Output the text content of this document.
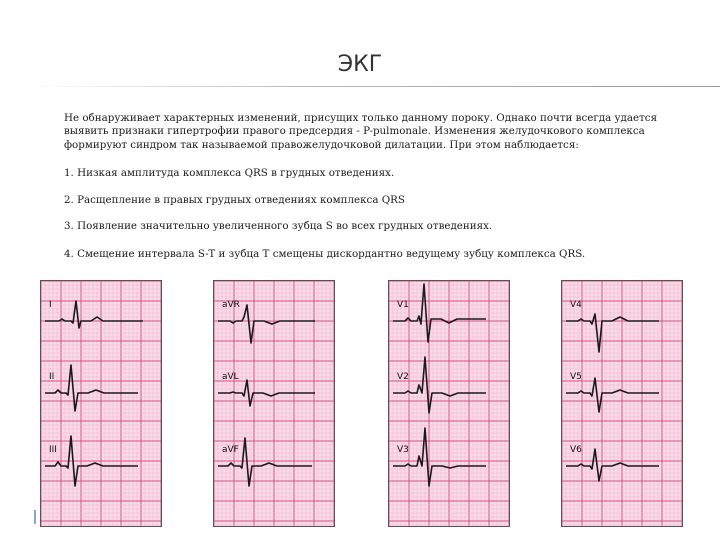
ЭКГ
Не обнаруживает характерных изменений, присущих только данному пороку. Однако почти всегда удается выявить признаки гипертрофии правого предсердия - P-pulmonale. Изменения желудочкового комплекса формируют синдром так называемой правожелудочковой дилатации. При этом наблюдается:
1. Низкая амплитуда комплекса QRS в грудных отведениях.
2. Расщепление в правых грудных отведениях комплекса QRS
3. Появление значительно увеличенного зубца S во всех грудных отведениях.
4. Смещение интервала S-T и зубца T смещены дискордантно ведущему зубцу комплекса QRS.
I
II
III
aVR
aVL
aVF
V1
V2
V3
V4
V5
V6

§ Task prompt: Return each line in the records that holds the string "грудных".

§ Completed task:
1. Низкая амплитуда комплекса QRS в грудных отведениях.
2. Расщепление в правых грудных отведениях комплекса QRS
3. Появление значительно увеличенного зубца S во всех грудных отведениях.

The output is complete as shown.